Exercise prompt
In the listing below, locate the lines bearing the word "daytime". Copy every one of them.

***** Given data *****

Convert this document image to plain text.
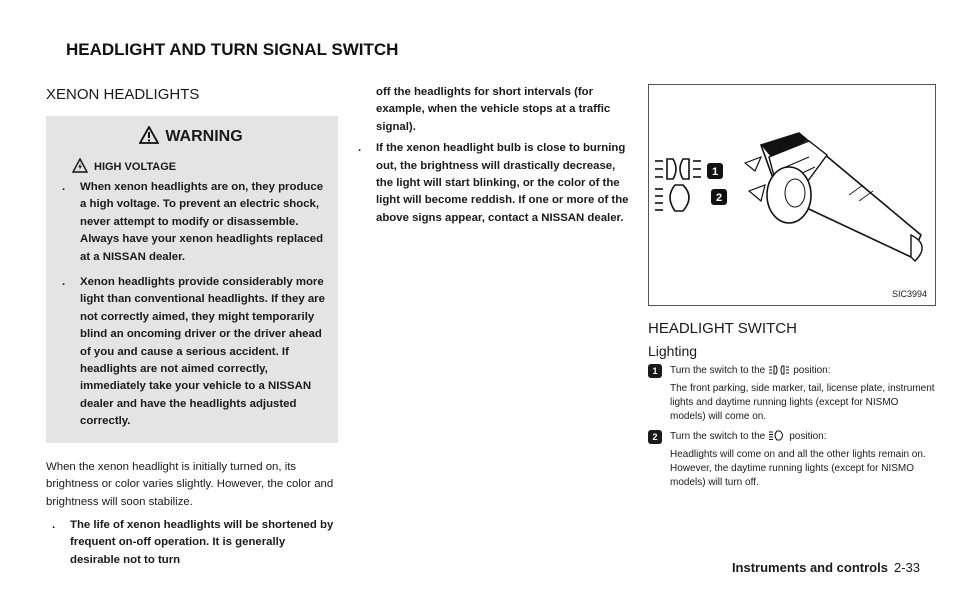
HEADLIGHT AND TURN SIGNAL SWITCH
XENON HEADLIGHTS
WARNING
HIGH VOLTAGE
. When xenon headlights are on, they produce a high voltage. To prevent an electric shock, never attempt to modify or disassemble. Always have your xenon headlights replaced at a NISSAN dealer.
. Xenon headlights provide considerably more light than conventional headlights. If they are not correctly aimed, they might temporarily blind an oncoming driver or the driver ahead of you and cause a serious accident. If headlights are not aimed correctly, immediately take your vehicle to a NISSAN dealer and have the headlights adjusted correctly.
When the xenon headlight is initially turned on, its brightness or color varies slightly. However, the color and brightness will soon stabilize.
. The life of xenon headlights will be shortened by frequent on-off operation. It is generally desirable not to turn
off the headlights for short intervals (for example, when the vehicle stops at a traffic signal).
. If the xenon headlight bulb is close to burning out, the brightness will drastically decrease, the light will start blinking, or the color of the light will become reddish. If one or more of the above signs appear, contact a NISSAN dealer.
1
2
SIC3994
HEADLIGHT SWITCH
Lighting
1	Turn the switch to the	position:
The front parking, side marker, tail, license plate, instrument lights and daytime running lights (except for NISMO models) will come on.
2	Turn the switch to the position:
Headlights will come on and all the other lights remain on. However, the daytime running lights (except for NISMO models) will turn off.
Instruments and controls 2-33
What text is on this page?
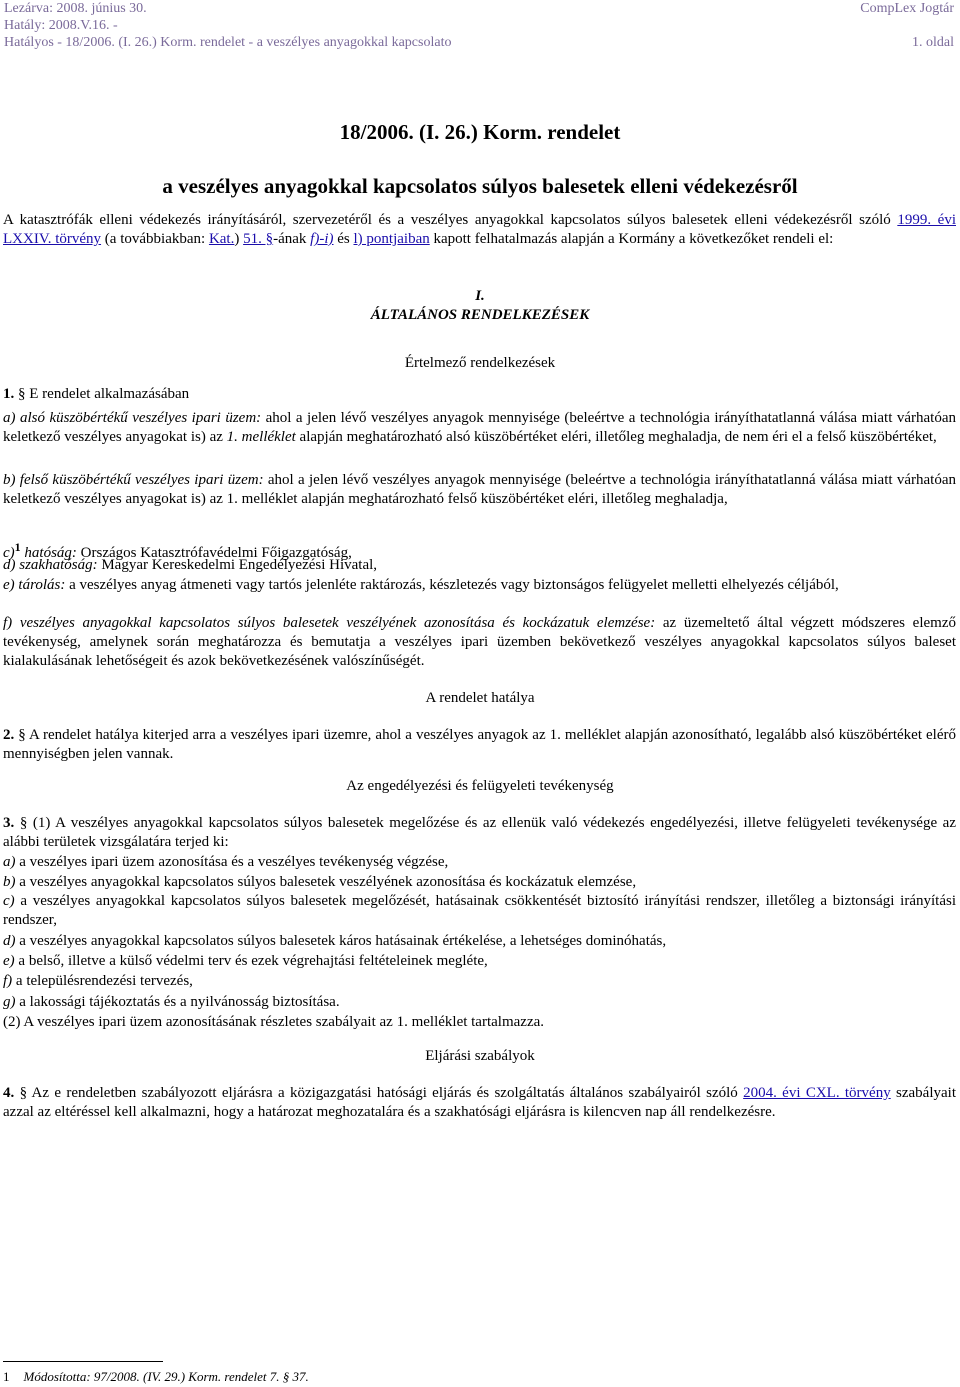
Lezárva: 2008. június 30.
Hatály: 2008.V.16. -
Hatályos - 18/2006. (I. 26.) Korm. rendelet - a veszélyes anyagokkal kapcsolato
CompLex Jogtár
1. oldal
18/2006. (I. 26.) Korm. rendelet
a veszélyes anyagokkal kapcsolatos súlyos balesetek elleni védekezésről
A katasztrófák elleni védekezés irányításáról, szervezetéről és a veszélyes anyagokkal kapcsolatos súlyos balesetek elleni védekezésről szóló 1999. évi LXXIV. törvény (a továbbiakban: Kat.) 51. §-ának f)-i) és l) pontjaiban kapott felhatalmazás alapján a Kormány a következőket rendeli el:
I.
ÁLTALÁNOS RENDELKEZÉSEK
Értelmező rendelkezések
1. § E rendelet alkalmazásában
a) alsó küszöbértékű veszélyes ipari üzem: ahol a jelen lévő veszélyes anyagok mennyisége (beleértve a technológia irányíthatatlanná válása miatt várhatóan keletkező veszélyes anyagokat is) az 1. melléklet alapján meghatározható alsó küszöbértéket eléri, illetőleg meghaladja, de nem éri el a felső küszöbértéket,
b) felső küszöbértékű veszélyes ipari üzem: ahol a jelen lévő veszélyes anyagok mennyisége (beleértve a technológia irányíthatatlanná válása miatt várhatóan keletkező veszélyes anyagokat is) az 1. melléklet alapján meghatározható felső küszöbértéket eléri, illetőleg meghaladja,
c)$^1$ hatóság: Országos Katasztrófavédelmi Főigazgatóság,
d) szakhatóság: Magyar Kereskedelmi Engedélyezési Hivatal,
e) tárolás: a veszélyes anyag átmeneti vagy tartós jelenléte raktározás, készletezés vagy biztonságos felügyelet melletti elhelyezés céljából,
f) veszélyes anyagokkal kapcsolatos súlyos balesetek veszélyének azonosítása és kockázatuk elemzése: az üzemeltető által végzett módszeres elemző tevékenység, amelynek során meghatározza és bemutatja a veszélyes ipari üzemben bekövetkező veszélyes anyagokkal kapcsolatos súlyos baleset kialakulásának lehetőségeit és azok bekövetkezésének valószínűségét.
A rendelet hatálya
2. § A rendelet hatálya kiterjed arra a veszélyes ipari üzemre, ahol a veszélyes anyagok az 1. melléklet alapján azonosítható, legalább alsó küszöbértéket elérő mennyiségben jelen vannak.
Az engedélyezési és felügyeleti tevékenység
3. § (1) A veszélyes anyagokkal kapcsolatos súlyos balesetek megelőzése és az ellenük való védekezés engedélyezési, illetve felügyeleti tevékenysége az alábbi területek vizsgálatára terjed ki:
a) a veszélyes ipari üzem azonosítása és a veszélyes tevékenység végzése,
b) a veszélyes anyagokkal kapcsolatos súlyos balesetek veszélyének azonosítása és kockázatuk elemzése,
c) a veszélyes anyagokkal kapcsolatos súlyos balesetek megelőzését, hatásainak csökkentését biztosító irányítási rendszer, illetőleg a biztonsági irányítási rendszer,
d) a veszélyes anyagokkal kapcsolatos súlyos balesetek káros hatásainak értékelése, a lehetséges dominóhatás,
e) a belső, illetve a külső védelmi terv és ezek végrehajtási feltételeinek megléte,
f) a településrendezési tervezés,
g) a lakossági tájékoztatás és a nyilvánosság biztosítása.
(2) A veszélyes ipari üzem azonosításának részletes szabályait az 1. melléklet tartalmazza.
Eljárási szabályok
4. § Az e rendeletben szabályozott eljárásra a közigazgatási hatósági eljárás és szolgáltatás általános szabályairól szóló 2004. évi CXL. törvény szabályait azzal az eltéréssel kell alkalmazni, hogy a határozat meghozatalára és a szakhatósági eljárásra is kilencven nap áll rendelkezésre.
1 Módosította: 97/2008. (IV. 29.) Korm. rendelet 7. § 37.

*****

Solution to this problem
The front parking, side marker, tail, license plate, instrument lights and daytime running lights (except for NISMO models) will come on.
Headlights will come on and all the other lights remain on. However, the daytime running lights (except for NISMO models) will turn off.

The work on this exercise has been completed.